*Records for this task*:
Start

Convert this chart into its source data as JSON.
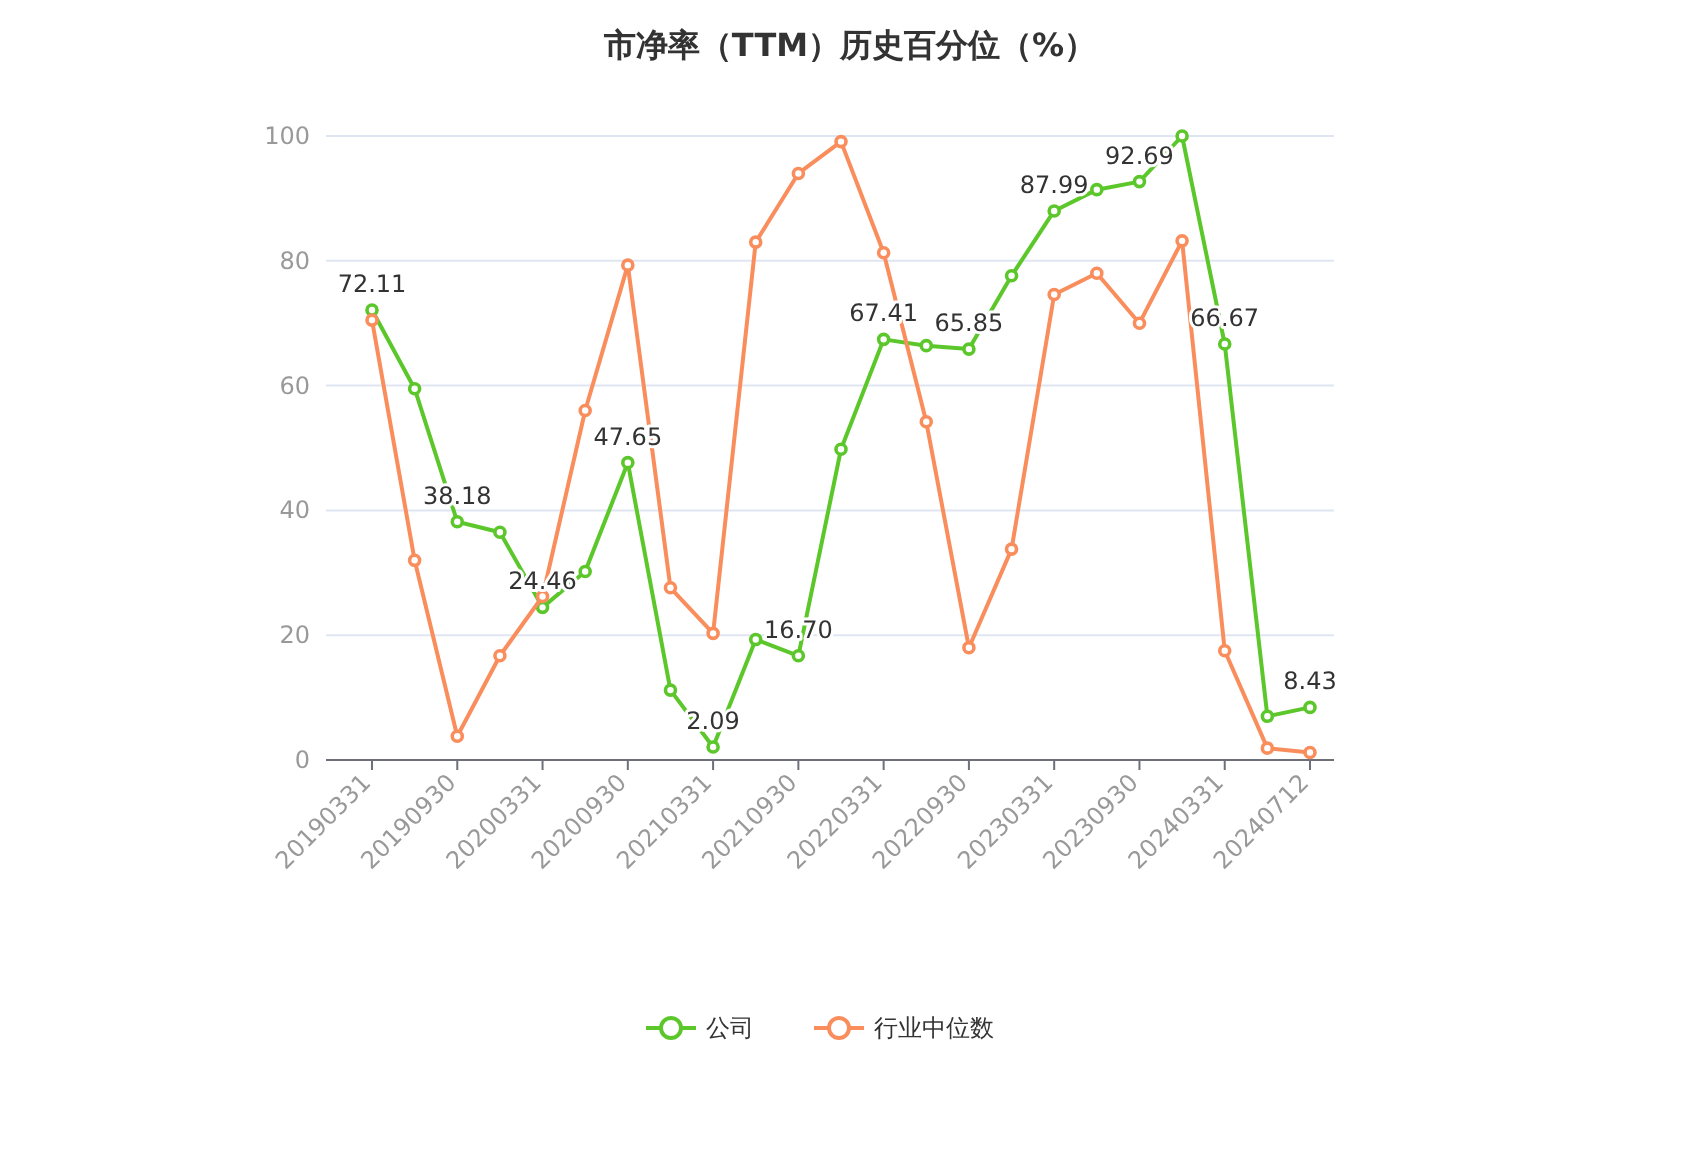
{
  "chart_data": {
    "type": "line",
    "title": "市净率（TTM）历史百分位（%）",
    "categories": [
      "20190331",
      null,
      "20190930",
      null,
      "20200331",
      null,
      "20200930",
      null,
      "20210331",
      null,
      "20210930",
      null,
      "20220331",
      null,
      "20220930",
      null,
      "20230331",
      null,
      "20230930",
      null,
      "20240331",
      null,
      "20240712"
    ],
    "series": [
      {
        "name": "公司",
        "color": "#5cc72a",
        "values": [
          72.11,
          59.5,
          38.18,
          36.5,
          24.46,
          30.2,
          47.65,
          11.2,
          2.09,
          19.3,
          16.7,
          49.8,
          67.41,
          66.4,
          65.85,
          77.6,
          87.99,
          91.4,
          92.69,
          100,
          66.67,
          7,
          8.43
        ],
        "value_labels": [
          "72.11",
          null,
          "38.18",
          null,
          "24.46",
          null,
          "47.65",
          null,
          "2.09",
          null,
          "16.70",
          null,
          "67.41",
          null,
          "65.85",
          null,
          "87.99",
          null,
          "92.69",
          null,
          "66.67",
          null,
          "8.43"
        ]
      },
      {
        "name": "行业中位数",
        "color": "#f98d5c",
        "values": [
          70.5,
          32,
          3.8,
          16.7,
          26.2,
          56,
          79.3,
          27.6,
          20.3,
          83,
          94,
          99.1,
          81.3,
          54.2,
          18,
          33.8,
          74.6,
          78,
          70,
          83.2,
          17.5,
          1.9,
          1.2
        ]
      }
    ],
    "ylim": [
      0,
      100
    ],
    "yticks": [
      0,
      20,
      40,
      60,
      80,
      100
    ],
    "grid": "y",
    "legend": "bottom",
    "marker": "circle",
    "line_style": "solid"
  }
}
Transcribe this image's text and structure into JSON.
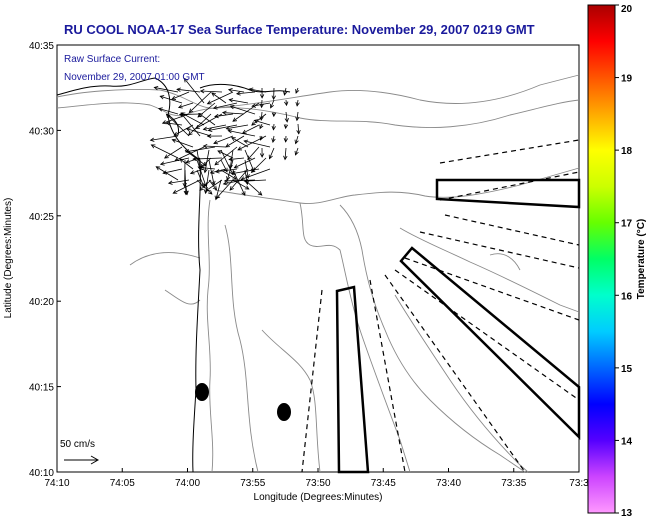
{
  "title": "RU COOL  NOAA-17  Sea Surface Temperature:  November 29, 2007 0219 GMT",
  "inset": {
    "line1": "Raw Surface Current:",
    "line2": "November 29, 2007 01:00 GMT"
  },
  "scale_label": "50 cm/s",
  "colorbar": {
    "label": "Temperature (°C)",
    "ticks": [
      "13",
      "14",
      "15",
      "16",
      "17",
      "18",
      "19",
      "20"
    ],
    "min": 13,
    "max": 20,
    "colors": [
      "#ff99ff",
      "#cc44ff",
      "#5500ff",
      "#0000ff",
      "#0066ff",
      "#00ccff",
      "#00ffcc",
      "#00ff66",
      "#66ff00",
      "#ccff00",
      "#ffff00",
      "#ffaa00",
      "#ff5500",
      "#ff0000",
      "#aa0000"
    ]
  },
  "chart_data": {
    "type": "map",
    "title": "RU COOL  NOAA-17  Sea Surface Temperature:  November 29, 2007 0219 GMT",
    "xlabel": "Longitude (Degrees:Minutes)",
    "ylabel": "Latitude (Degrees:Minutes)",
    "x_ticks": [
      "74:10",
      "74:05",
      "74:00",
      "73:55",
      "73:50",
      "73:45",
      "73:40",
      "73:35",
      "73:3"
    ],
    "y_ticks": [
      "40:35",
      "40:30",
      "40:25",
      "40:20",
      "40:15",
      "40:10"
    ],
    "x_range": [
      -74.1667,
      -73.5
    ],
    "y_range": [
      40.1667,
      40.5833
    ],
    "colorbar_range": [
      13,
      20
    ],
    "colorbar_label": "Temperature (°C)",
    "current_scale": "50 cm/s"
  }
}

End
Start

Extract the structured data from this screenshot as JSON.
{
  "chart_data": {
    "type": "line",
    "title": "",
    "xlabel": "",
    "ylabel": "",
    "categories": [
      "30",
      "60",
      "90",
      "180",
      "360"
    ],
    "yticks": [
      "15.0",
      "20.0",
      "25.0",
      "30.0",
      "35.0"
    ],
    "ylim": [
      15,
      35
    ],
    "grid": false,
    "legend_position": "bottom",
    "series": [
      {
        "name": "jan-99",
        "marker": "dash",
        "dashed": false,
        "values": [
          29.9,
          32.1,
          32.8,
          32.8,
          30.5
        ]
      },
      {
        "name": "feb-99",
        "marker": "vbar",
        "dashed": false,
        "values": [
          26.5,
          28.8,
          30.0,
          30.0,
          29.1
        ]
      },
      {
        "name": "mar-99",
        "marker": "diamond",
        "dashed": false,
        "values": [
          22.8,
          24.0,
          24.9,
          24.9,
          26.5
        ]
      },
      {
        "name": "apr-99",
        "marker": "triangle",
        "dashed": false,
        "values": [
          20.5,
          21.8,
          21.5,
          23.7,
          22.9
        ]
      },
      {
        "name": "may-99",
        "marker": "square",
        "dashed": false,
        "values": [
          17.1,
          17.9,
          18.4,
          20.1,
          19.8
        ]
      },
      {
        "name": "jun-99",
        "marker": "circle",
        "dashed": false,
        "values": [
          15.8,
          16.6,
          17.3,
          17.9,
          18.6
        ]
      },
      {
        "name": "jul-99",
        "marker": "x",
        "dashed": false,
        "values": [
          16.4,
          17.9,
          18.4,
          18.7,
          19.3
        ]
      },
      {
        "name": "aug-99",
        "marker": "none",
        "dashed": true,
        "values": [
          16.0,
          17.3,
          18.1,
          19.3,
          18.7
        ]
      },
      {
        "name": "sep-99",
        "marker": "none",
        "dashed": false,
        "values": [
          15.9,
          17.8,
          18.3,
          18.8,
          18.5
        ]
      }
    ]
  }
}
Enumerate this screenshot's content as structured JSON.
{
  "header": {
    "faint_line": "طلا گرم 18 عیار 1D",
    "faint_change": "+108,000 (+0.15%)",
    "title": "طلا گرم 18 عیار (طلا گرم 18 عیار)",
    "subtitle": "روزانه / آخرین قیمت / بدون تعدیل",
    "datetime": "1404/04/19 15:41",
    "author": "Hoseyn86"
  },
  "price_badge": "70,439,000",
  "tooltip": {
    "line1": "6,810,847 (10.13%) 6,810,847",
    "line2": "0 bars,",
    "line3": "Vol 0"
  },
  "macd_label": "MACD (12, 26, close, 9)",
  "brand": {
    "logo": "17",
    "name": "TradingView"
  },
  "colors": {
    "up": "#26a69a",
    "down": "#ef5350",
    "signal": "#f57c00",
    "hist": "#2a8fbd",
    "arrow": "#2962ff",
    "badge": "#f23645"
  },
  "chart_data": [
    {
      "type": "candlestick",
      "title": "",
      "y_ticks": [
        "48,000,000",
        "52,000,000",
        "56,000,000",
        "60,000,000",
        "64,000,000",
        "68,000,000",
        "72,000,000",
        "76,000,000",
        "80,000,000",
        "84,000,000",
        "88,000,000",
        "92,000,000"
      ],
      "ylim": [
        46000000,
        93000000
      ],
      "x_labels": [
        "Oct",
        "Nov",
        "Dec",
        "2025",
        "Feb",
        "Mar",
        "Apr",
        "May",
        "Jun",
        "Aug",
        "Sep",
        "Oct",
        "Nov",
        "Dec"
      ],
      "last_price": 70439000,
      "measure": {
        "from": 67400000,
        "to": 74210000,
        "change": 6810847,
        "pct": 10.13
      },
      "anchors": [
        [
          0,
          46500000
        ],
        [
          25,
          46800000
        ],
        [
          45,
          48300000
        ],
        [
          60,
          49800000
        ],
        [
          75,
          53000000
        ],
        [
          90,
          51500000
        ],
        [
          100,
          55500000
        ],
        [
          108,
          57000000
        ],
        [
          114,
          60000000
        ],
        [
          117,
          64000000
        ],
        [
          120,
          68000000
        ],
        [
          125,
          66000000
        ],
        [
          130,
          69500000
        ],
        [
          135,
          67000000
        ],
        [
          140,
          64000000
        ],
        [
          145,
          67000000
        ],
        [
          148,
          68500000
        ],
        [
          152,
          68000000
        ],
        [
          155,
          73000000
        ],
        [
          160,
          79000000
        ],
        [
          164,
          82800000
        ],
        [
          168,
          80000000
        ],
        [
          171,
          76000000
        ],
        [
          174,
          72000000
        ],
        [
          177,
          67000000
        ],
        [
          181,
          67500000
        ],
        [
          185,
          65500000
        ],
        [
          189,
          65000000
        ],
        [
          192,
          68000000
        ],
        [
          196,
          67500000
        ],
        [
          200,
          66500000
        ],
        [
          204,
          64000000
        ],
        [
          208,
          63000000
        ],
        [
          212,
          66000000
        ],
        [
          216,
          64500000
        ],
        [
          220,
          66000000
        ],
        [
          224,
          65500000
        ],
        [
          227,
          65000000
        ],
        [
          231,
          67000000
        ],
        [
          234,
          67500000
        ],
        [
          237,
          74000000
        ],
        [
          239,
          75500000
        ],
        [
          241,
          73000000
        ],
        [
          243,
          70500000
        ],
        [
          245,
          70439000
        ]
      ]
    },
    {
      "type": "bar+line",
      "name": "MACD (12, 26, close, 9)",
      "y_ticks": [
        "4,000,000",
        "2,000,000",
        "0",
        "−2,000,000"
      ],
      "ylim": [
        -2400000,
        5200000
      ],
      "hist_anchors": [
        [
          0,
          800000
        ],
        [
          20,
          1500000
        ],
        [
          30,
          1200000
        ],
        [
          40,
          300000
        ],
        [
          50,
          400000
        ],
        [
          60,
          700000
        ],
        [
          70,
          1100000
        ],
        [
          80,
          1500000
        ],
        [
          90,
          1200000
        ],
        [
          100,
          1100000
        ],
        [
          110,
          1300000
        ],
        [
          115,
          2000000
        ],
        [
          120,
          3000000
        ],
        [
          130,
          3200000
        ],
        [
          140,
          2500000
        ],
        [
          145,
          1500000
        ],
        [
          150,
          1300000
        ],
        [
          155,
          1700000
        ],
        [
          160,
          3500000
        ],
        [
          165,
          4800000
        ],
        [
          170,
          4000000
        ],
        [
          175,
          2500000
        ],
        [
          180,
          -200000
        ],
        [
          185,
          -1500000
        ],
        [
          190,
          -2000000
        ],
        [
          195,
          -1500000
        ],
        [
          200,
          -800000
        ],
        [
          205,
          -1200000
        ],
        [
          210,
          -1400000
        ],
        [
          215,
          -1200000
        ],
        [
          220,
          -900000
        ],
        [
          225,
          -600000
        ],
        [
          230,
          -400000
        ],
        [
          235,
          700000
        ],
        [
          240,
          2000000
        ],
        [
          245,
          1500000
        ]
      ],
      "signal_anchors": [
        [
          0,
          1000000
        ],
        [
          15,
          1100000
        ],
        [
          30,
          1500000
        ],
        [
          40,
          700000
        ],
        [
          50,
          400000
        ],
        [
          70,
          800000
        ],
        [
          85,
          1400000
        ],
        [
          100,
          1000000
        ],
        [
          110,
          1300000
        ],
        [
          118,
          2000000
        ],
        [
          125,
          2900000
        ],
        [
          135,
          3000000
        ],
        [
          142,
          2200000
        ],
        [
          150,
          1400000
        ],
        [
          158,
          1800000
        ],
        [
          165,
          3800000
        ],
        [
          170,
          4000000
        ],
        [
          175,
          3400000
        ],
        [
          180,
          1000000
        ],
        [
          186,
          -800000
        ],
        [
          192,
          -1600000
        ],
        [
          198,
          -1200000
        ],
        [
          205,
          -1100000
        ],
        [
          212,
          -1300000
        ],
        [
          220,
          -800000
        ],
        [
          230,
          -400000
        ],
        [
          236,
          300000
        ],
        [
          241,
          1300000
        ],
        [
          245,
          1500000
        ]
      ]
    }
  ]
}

End

*To be done*:
Copy every line in the entries above that has the string "close" in it.

*Solution for this task*:
  "macd_label": "MACD (12, 26, close, 9)",
      "name": "MACD (12, 26, close, 9)",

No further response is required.